▶ [WORK INSTRUCTIONS]: Below is a block of records; repeat all of them exactly.

(Saved entries)

══════════

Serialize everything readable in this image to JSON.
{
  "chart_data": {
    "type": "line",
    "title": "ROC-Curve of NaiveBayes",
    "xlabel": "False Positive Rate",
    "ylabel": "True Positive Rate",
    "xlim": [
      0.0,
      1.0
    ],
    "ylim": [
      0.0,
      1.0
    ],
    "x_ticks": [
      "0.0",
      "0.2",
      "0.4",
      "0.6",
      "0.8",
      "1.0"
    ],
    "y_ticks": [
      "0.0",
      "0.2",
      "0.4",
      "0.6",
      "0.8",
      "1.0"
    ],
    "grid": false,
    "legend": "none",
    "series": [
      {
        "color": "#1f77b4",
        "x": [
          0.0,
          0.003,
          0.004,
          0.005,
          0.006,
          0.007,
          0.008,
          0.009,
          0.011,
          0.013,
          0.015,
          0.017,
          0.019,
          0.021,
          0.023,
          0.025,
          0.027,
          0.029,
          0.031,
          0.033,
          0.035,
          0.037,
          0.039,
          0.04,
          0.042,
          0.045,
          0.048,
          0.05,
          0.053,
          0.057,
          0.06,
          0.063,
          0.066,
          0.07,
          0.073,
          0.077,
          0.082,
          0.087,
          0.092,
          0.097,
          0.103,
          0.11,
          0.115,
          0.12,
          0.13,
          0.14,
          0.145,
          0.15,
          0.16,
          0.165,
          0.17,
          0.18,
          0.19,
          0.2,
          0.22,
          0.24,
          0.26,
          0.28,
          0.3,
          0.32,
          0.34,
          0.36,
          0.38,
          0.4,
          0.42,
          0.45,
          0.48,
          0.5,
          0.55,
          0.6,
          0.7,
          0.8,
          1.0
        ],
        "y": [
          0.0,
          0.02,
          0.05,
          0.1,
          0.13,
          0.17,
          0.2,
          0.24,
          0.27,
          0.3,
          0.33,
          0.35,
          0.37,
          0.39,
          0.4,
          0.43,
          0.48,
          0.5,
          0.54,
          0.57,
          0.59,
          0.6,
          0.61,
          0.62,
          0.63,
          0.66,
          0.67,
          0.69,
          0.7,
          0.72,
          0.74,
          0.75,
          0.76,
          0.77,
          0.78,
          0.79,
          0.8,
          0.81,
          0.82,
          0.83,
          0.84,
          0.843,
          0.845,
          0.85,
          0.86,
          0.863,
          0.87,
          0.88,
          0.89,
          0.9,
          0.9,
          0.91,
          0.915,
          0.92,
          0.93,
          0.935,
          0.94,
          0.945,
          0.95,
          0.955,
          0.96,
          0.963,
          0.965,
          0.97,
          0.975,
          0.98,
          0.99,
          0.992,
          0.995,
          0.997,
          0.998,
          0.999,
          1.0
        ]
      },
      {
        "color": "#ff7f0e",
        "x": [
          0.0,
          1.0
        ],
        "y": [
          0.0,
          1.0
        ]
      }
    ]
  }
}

══════════

▶ [EXERCISE RESULT]:
Serialize everything readable in this image to JSON.
{
  "chart_data": {
    "type": "line",
    "title": "ROC-Curve of NaiveBayes",
    "xlabel": "False Positive Rate",
    "ylabel": "True Positive Rate",
    "xlim": [
      0.0,
      1.0
    ],
    "ylim": [
      0.0,
      1.0
    ],
    "x_ticks": [
      "0.0",
      "0.2",
      "0.4",
      "0.6",
      "0.8",
      "1.0"
    ],
    "y_ticks": [
      "0.0",
      "0.2",
      "0.4",
      "0.6",
      "0.8",
      "1.0"
    ],
    "grid": false,
    "legend": "none",
    "series": [
      {
        "color": "#1f77b4",
        "x": [
          0.0,
          0.003,
          0.004,
          0.005,
          0.006,
          0.007,
          0.008,
          0.009,
          0.011,
          0.013,
          0.015,
          0.017,
          0.019,
          0.021,
          0.023,
          0.025,
          0.027,
          0.029,
          0.031,
          0.033,
          0.035,
          0.037,
          0.039,
          0.04,
          0.042,
          0.045,
          0.048,
          0.05,
          0.053,
          0.057,
          0.06,
          0.063,
          0.066,
          0.07,
          0.073,
          0.077,
          0.082,
          0.087,
          0.092,
          0.097,
          0.103,
          0.11,
          0.115,
          0.12,
          0.13,
          0.14,
          0.145,
          0.15,
          0.16,
          0.165,
          0.17,
          0.18,
          0.19,
          0.2,
          0.22,
          0.24,
          0.26,
          0.28,
          0.3,
          0.32,
          0.34,
          0.36,
          0.38,
          0.4,
          0.42,
          0.45,
          0.48,
          0.5,
          0.55,
          0.6,
          0.7,
          0.8,
          1.0
        ],
        "y": [
          0.0,
          0.02,
          0.05,
          0.1,
          0.13,
          0.17,
          0.2,
          0.24,
          0.27,
          0.3,
          0.33,
          0.35,
          0.37,
          0.39,
          0.4,
          0.43,
          0.48,
          0.5,
          0.54,
          0.57,
          0.59,
          0.6,
          0.61,
          0.62,
          0.63,
          0.66,
          0.67,
          0.69,
          0.7,
          0.72,
          0.74,
          0.75,
          0.76,
          0.77,
          0.78,
          0.79,
          0.8,
          0.81,
          0.82,
          0.83,
          0.84,
          0.843,
          0.845,
          0.85,
          0.86,
          0.863,
          0.87,
          0.88,
          0.89,
          0.9,
          0.9,
          0.91,
          0.915,
          0.92,
          0.93,
          0.935,
          0.94,
          0.945,
          0.95,
          0.955,
          0.96,
          0.963,
          0.965,
          0.97,
          0.975,
          0.98,
          0.99,
          0.992,
          0.995,
          0.997,
          0.998,
          0.999,
          1.0
        ]
      },
      {
        "color": "#ff7f0e",
        "x": [
          0.0,
          1.0
        ],
        "y": [
          0.0,
          1.0
        ]
      }
    ]
  }
}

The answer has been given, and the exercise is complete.